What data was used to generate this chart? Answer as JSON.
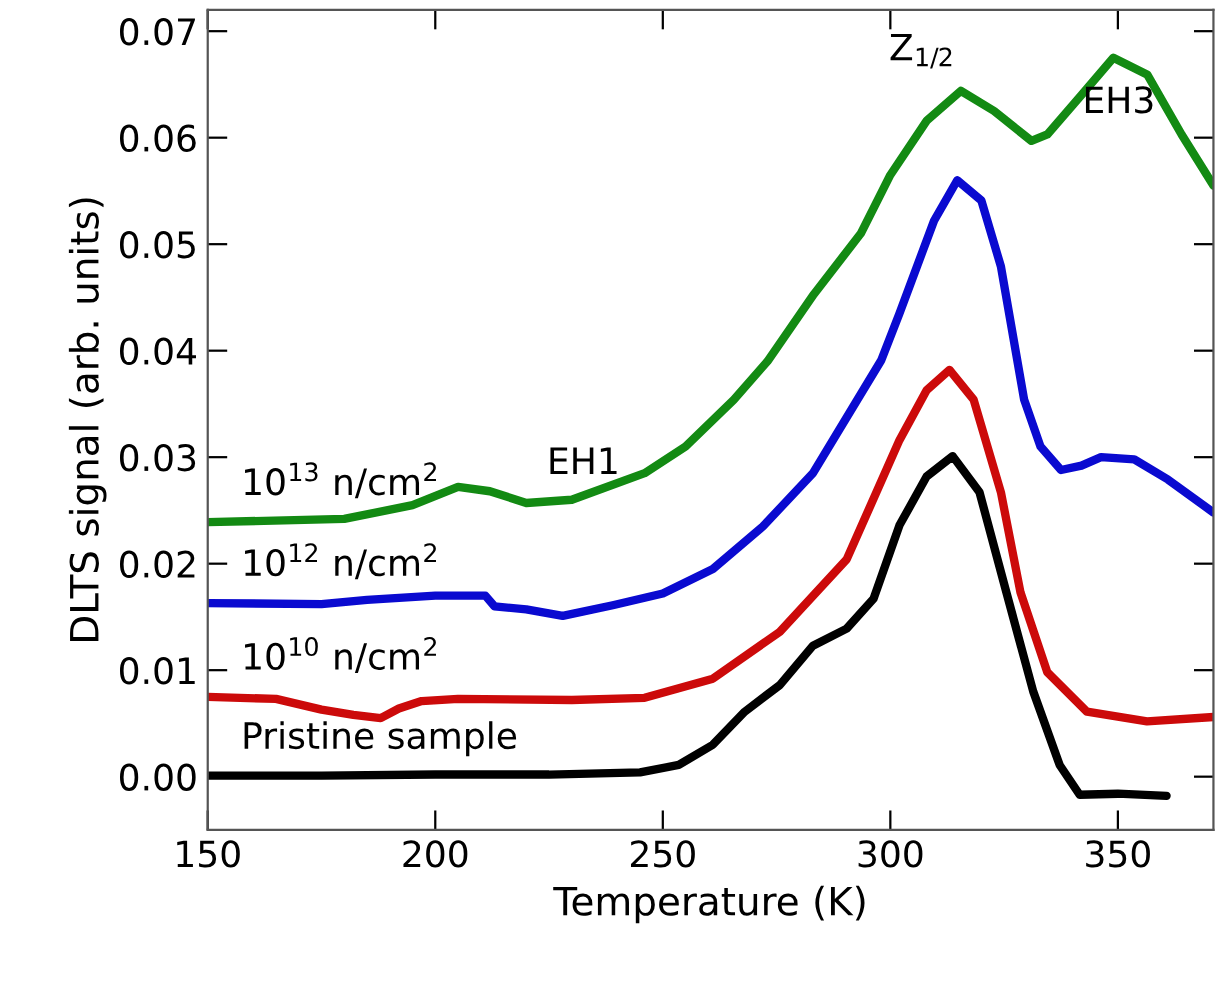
{
  "chart_data": {
    "type": "line",
    "xlabel": "Temperature (K)",
    "ylabel": "DLTS signal (arb. units)",
    "xlim": [
      150,
      371
    ],
    "ylim": [
      -0.005,
      0.072
    ],
    "xticks": [
      150,
      200,
      250,
      300,
      350
    ],
    "yticks": [
      {
        "value": 0,
        "label": "0.00"
      },
      0.01,
      0.02,
      0.03,
      0.04,
      0.05,
      0.06,
      0.07
    ],
    "grid": false,
    "legend": false,
    "line_style": "solid",
    "marker": "none",
    "series": [
      {
        "name": "10$^{13}$ n/cm$^{2}$",
        "color": "#138a13",
        "x": [
          150,
          180,
          195,
          205,
          212,
          220,
          230,
          246,
          255,
          265.6,
          273,
          283.2,
          293.5,
          300,
          308,
          315.5,
          322.8,
          331,
          334.5,
          342,
          349,
          356.5,
          364,
          371
        ],
        "values": [
          0.0239,
          0.0242,
          0.0255,
          0.0272,
          0.0268,
          0.0257,
          0.026,
          0.0285,
          0.031,
          0.0354,
          0.039,
          0.0453,
          0.051,
          0.0565,
          0.0616,
          0.0644,
          0.0625,
          0.0597,
          0.0603,
          0.064,
          0.0675,
          0.0659,
          0.0603,
          0.0555
        ]
      },
      {
        "name": "10$^{12}$ n/cm$^{2}$",
        "color": "#0a0ad0",
        "x": [
          150,
          175,
          185,
          200,
          211,
          213,
          220,
          228,
          239,
          250,
          261,
          272,
          283,
          298,
          302,
          309.6,
          314.7,
          320,
          324.3,
          329.4,
          333,
          337.5,
          342,
          346.3,
          353.6,
          361,
          371
        ],
        "values": [
          0.0163,
          0.0162,
          0.0166,
          0.017,
          0.017,
          0.016,
          0.0157,
          0.0151,
          0.0161,
          0.0172,
          0.0195,
          0.0235,
          0.0285,
          0.0391,
          0.0435,
          0.0522,
          0.056,
          0.0541,
          0.0479,
          0.0354,
          0.031,
          0.0288,
          0.0292,
          0.03,
          0.0298,
          0.0279,
          0.0248
        ]
      },
      {
        "name": "10$^{10}$ n/cm$^{2}$",
        "color": "#cc0a0a",
        "x": [
          150,
          165,
          175,
          182,
          188,
          192,
          197,
          205,
          230,
          246,
          261,
          275.7,
          290.4,
          302,
          308,
          313,
          318.3,
          324.3,
          328.6,
          334.5,
          343.2,
          356.4,
          371
        ],
        "values": [
          0.0075,
          0.0073,
          0.0063,
          0.0058,
          0.0055,
          0.0064,
          0.0071,
          0.0073,
          0.0072,
          0.0074,
          0.0092,
          0.0136,
          0.0204,
          0.0316,
          0.0363,
          0.0382,
          0.0354,
          0.0267,
          0.0173,
          0.0098,
          0.0061,
          0.0052,
          0.0056
        ]
      },
      {
        "name": "Pristine sample",
        "color": "#000000",
        "x": [
          150,
          175,
          200,
          225,
          245,
          253.5,
          261,
          268,
          275.7,
          283,
          290.4,
          296.3,
          302,
          308,
          313.7,
          319.6,
          325.5,
          331.4,
          337.2,
          341.6,
          350,
          360.7
        ],
        "values": [
          0.0001,
          0.0001,
          0.0002,
          0.0002,
          0.0004,
          0.0011,
          0.003,
          0.0061,
          0.0086,
          0.0123,
          0.0139,
          0.0167,
          0.0236,
          0.0282,
          0.0301,
          0.0267,
          0.0173,
          0.008,
          0.0011,
          -0.0017,
          -0.0016,
          -0.0018
        ]
      }
    ],
    "annotations": [
      {
        "text": "Z$_{1/2}$",
        "x": 315.5,
        "y": 0.0644
      },
      {
        "text": "EH3",
        "x": 349,
        "y": 0.0675
      },
      {
        "text": "EH1",
        "x": 205,
        "y": 0.0272
      }
    ]
  }
}
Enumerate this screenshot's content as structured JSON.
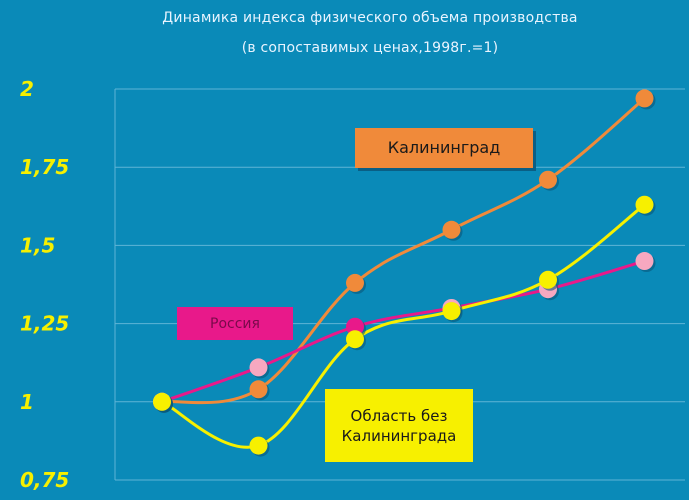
{
  "title": {
    "line1": "Динамика индекса физического объема производства",
    "line2": "(в сопоставимых ценах,1998г.=1)"
  },
  "colors": {
    "background": "#0a8ab8",
    "kaliningrad": "#f08a3a",
    "russia": "#e8198a",
    "russia_marker": "#f7a8c0",
    "oblast": "#f7f000",
    "axis_labels": "#f7f000",
    "grid": "#5fb4d6"
  },
  "legend": {
    "kaliningrad": "Калининград",
    "russia": "Россия",
    "oblast_line1": "Область без",
    "oblast_line2": "Калининграда"
  },
  "chart_data": {
    "type": "line",
    "title": "Динамика индекса физического объема производства (в сопоставимых ценах,1998г.=1)",
    "xlabel": "",
    "ylabel": "",
    "x": [
      1,
      2,
      3,
      4,
      5,
      6,
      7
    ],
    "ylim": [
      0.75,
      2
    ],
    "yticks": [
      "2",
      "1,75",
      "1,5",
      "1,25",
      "1",
      "0,75"
    ],
    "ytick_values": [
      2,
      1.75,
      1.5,
      1.25,
      1,
      0.75
    ],
    "grid": true,
    "series": [
      {
        "name": "Калининград",
        "values": [
          1.0,
          1.04,
          1.38,
          1.55,
          1.71,
          1.97
        ],
        "x": [
          1,
          2,
          3,
          4,
          5,
          6
        ]
      },
      {
        "name": "Россия",
        "values": [
          1.0,
          1.11,
          1.24,
          1.3,
          1.36,
          1.45
        ],
        "x": [
          1,
          2,
          3,
          4,
          5,
          6
        ]
      },
      {
        "name": "Область без Калининграда",
        "values": [
          1.0,
          0.86,
          1.2,
          1.29,
          1.39,
          1.63
        ],
        "x": [
          1,
          2,
          3,
          4,
          5,
          6
        ]
      }
    ]
  }
}
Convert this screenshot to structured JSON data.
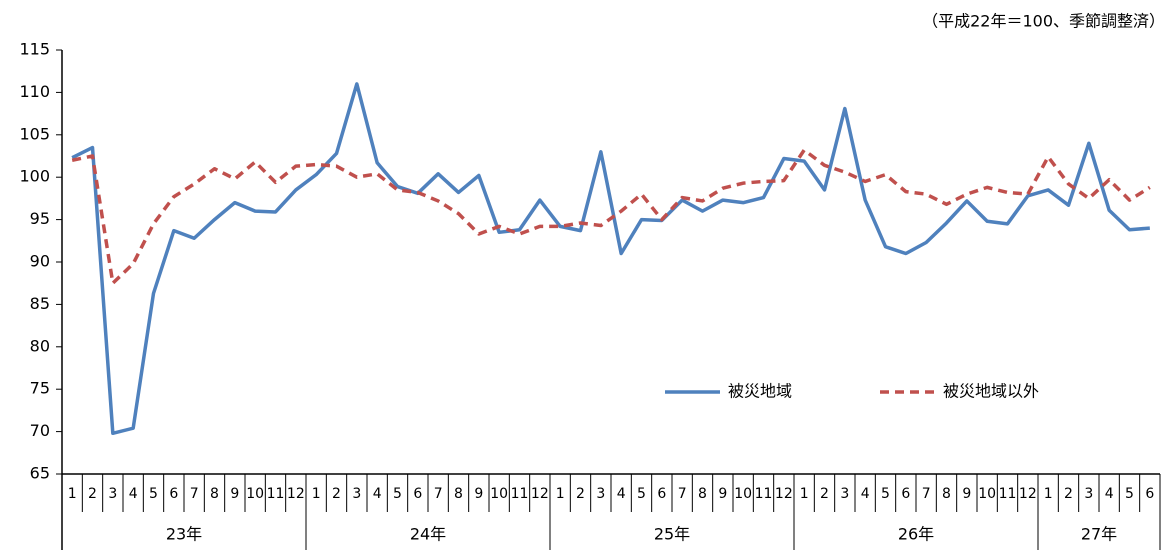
{
  "chart_data": {
    "type": "line",
    "note": "（平成22年＝100、季節調整済）",
    "groups": [
      {
        "label": "23年",
        "months": [
          "1",
          "2",
          "3",
          "4",
          "5",
          "6",
          "7",
          "8",
          "9",
          "10",
          "11",
          "12"
        ]
      },
      {
        "label": "24年",
        "months": [
          "1",
          "2",
          "3",
          "4",
          "5",
          "6",
          "7",
          "8",
          "9",
          "10",
          "11",
          "12"
        ]
      },
      {
        "label": "25年",
        "months": [
          "1",
          "2",
          "3",
          "4",
          "5",
          "6",
          "7",
          "8",
          "9",
          "10",
          "11",
          "12"
        ]
      },
      {
        "label": "26年",
        "months": [
          "1",
          "2",
          "3",
          "4",
          "5",
          "6",
          "7",
          "8",
          "9",
          "10",
          "11",
          "12"
        ]
      },
      {
        "label": "27年",
        "months": [
          "1",
          "2",
          "3",
          "4",
          "5",
          "6"
        ]
      }
    ],
    "series": [
      {
        "name": "被災地域",
        "color": "#4f81bd",
        "dash": false,
        "values": [
          102.3,
          103.5,
          69.8,
          70.4,
          86.3,
          93.7,
          92.8,
          95,
          97,
          96,
          95.9,
          98.5,
          100.3,
          102.8,
          111,
          101.7,
          98.9,
          98.1,
          100.4,
          98.2,
          100.2,
          93.5,
          93.8,
          97.3,
          94.2,
          93.7,
          103,
          91,
          95,
          94.9,
          97.3,
          96,
          97.3,
          97,
          97.6,
          102.2,
          101.9,
          98.5,
          108.1,
          97.3,
          91.8,
          91,
          92.3,
          94.6,
          97.2,
          94.8,
          94.5,
          97.8,
          98.5,
          96.7,
          104,
          96.1,
          93.8,
          94
        ]
      },
      {
        "name": "被災地域以外",
        "color": "#c0504d",
        "dash": true,
        "values": [
          102,
          102.5,
          87.5,
          89.8,
          94.5,
          97.7,
          99.2,
          101,
          99.8,
          101.8,
          99.4,
          101.3,
          101.5,
          101.3,
          100,
          100.4,
          98.5,
          98.2,
          97.2,
          95.7,
          93.3,
          94.2,
          93.3,
          94.2,
          94.2,
          94.6,
          94.3,
          96,
          98,
          95,
          97.6,
          97.2,
          98.7,
          99.3,
          99.5,
          99.6,
          103.2,
          101.4,
          100.6,
          99.5,
          100.3,
          98.3,
          98,
          96.8,
          98,
          98.8,
          98.2,
          98,
          102.4,
          99.2,
          97.5,
          99.7,
          97.3,
          98.8
        ]
      }
    ],
    "ylim": [
      65,
      115
    ],
    "yticks": [
      65,
      70,
      75,
      80,
      85,
      90,
      95,
      100,
      105,
      110,
      115
    ],
    "grid": false,
    "legend": "lower right"
  }
}
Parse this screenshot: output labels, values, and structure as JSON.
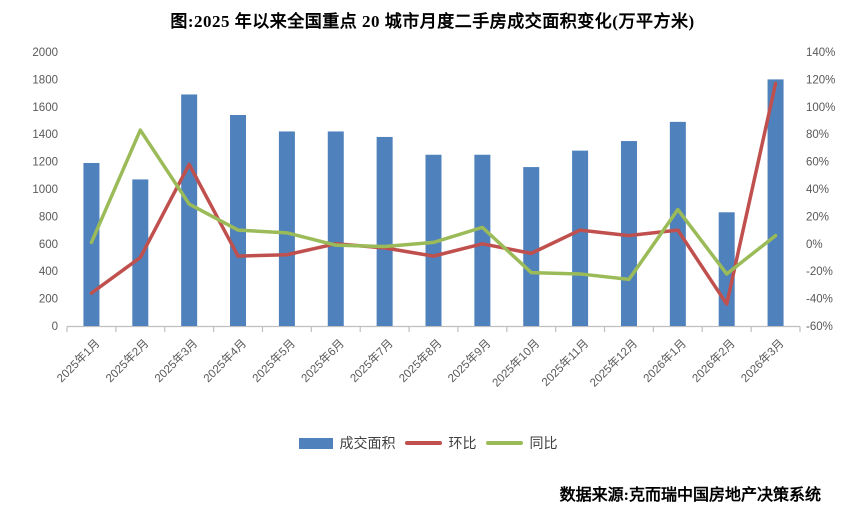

**Problem description**.
Work out how many lines of the material above contain the word "Область", then give only that figure.

**Reply**.
2